Task requirements —
Each entry below is to be given again word for word, with no pictures.

## BEGIN

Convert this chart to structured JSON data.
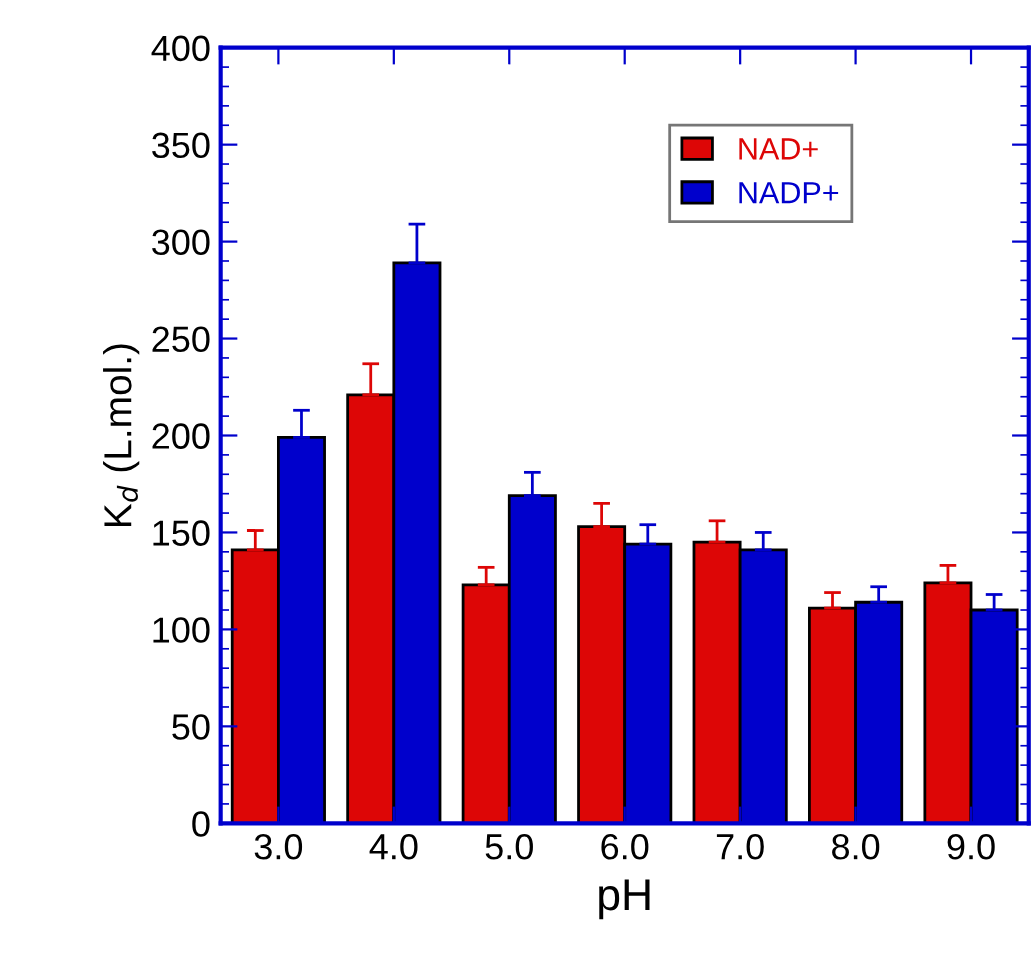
{
  "chart_data": {
    "type": "bar",
    "xlabel": "pH",
    "ylabel": "K$_{d}$ (L.mol.)",
    "categories": [
      "3.0",
      "4.0",
      "5.0",
      "6.0",
      "7.0",
      "8.0",
      "9.0"
    ],
    "series": [
      {
        "name": "NAD+",
        "color": "#dd0606",
        "values": [
          141,
          221,
          123,
          153,
          145,
          111,
          124
        ],
        "errors": [
          [
            141,
            151
          ],
          [
            221,
            237
          ],
          [
            123,
            132
          ],
          [
            153,
            165
          ],
          [
            145,
            156
          ],
          [
            111,
            119
          ],
          [
            124,
            133
          ]
        ]
      },
      {
        "name": "NADP+",
        "color": "#0000cc",
        "values": [
          199,
          289,
          169,
          144,
          141,
          114,
          110
        ],
        "errors": [
          [
            199,
            213
          ],
          [
            289,
            309
          ],
          [
            169,
            181
          ],
          [
            144,
            154
          ],
          [
            141,
            150
          ],
          [
            114,
            122
          ],
          [
            110,
            118
          ]
        ]
      }
    ],
    "ylim": [
      0,
      400
    ],
    "yticks": [
      0,
      50,
      100,
      150,
      200,
      250,
      300,
      350,
      400
    ],
    "grid": false,
    "legend": "top right"
  }
}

## END

Output for this task —
Convert this chart to structured JSON data.
{
  "chart_data": {
    "type": "bar",
    "xlabel": "pH",
    "ylabel": "K$_{d}$ (L.mol.)",
    "categories": [
      "3.0",
      "4.0",
      "5.0",
      "6.0",
      "7.0",
      "8.0",
      "9.0"
    ],
    "series": [
      {
        "name": "NAD+",
        "color": "#dd0606",
        "values": [
          141,
          221,
          123,
          153,
          145,
          111,
          124
        ],
        "errors": [
          [
            141,
            151
          ],
          [
            221,
            237
          ],
          [
            123,
            132
          ],
          [
            153,
            165
          ],
          [
            145,
            156
          ],
          [
            111,
            119
          ],
          [
            124,
            133
          ]
        ]
      },
      {
        "name": "NADP+",
        "color": "#0000cc",
        "values": [
          199,
          289,
          169,
          144,
          141,
          114,
          110
        ],
        "errors": [
          [
            199,
            213
          ],
          [
            289,
            309
          ],
          [
            169,
            181
          ],
          [
            144,
            154
          ],
          [
            141,
            150
          ],
          [
            114,
            122
          ],
          [
            110,
            118
          ]
        ]
      }
    ],
    "ylim": [
      0,
      400
    ],
    "yticks": [
      0,
      50,
      100,
      150,
      200,
      250,
      300,
      350,
      400
    ],
    "grid": false,
    "legend": "top right"
  }
}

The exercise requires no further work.